GIVEN DATA
____
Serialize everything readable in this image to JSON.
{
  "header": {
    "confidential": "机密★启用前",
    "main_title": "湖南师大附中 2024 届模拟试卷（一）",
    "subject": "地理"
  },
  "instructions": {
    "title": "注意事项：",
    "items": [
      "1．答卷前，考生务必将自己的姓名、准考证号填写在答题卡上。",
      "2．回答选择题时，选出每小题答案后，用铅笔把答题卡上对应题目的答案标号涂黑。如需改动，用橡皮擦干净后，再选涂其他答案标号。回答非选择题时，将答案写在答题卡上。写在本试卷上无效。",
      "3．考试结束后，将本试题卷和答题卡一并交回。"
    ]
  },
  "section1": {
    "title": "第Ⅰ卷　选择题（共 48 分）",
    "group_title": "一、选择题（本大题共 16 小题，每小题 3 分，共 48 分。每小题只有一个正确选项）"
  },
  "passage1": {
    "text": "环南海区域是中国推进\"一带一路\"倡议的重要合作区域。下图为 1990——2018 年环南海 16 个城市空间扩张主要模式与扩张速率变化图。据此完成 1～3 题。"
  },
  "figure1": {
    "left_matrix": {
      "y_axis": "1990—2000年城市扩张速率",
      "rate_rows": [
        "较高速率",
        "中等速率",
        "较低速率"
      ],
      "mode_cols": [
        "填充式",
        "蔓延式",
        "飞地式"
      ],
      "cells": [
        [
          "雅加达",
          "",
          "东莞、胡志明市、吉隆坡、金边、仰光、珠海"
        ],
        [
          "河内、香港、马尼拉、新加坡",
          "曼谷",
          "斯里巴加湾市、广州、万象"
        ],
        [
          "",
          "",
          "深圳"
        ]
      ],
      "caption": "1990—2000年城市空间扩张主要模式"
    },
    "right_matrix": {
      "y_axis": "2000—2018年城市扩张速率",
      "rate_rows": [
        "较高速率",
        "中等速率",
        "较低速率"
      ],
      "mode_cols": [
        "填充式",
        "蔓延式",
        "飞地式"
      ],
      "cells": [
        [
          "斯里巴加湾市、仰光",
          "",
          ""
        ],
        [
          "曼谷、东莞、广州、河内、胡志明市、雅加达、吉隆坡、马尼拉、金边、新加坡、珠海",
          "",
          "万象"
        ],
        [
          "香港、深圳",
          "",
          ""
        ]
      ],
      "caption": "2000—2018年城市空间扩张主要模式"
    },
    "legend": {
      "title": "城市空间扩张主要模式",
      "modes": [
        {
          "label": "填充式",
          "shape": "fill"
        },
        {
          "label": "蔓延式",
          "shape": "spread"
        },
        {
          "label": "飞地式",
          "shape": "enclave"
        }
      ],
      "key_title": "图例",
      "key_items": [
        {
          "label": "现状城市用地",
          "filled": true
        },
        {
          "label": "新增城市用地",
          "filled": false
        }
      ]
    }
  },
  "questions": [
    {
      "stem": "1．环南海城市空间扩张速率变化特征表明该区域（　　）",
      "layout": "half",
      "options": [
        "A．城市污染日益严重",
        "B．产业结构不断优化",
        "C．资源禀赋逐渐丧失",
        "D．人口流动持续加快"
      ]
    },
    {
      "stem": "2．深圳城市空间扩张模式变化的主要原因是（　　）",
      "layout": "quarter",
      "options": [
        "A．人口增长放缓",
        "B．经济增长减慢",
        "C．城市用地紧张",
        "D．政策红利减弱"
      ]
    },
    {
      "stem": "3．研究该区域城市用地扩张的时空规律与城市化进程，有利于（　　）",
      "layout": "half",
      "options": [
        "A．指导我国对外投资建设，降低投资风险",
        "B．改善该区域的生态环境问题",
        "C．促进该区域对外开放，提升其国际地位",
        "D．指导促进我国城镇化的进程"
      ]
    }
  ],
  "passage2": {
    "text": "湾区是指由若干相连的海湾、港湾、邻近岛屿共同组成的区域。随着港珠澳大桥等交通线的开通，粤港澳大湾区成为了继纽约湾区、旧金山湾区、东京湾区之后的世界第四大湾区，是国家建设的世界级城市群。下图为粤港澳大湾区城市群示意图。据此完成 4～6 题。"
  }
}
____
TASK PROMPT
Go through the records. Copy each line where "label" appears.

RESPONSE
          "label": "填充式",
          "label": "蔓延式",
          "label": "飞地式",
          "label": "现状城市用地",
          "label": "新增城市用地",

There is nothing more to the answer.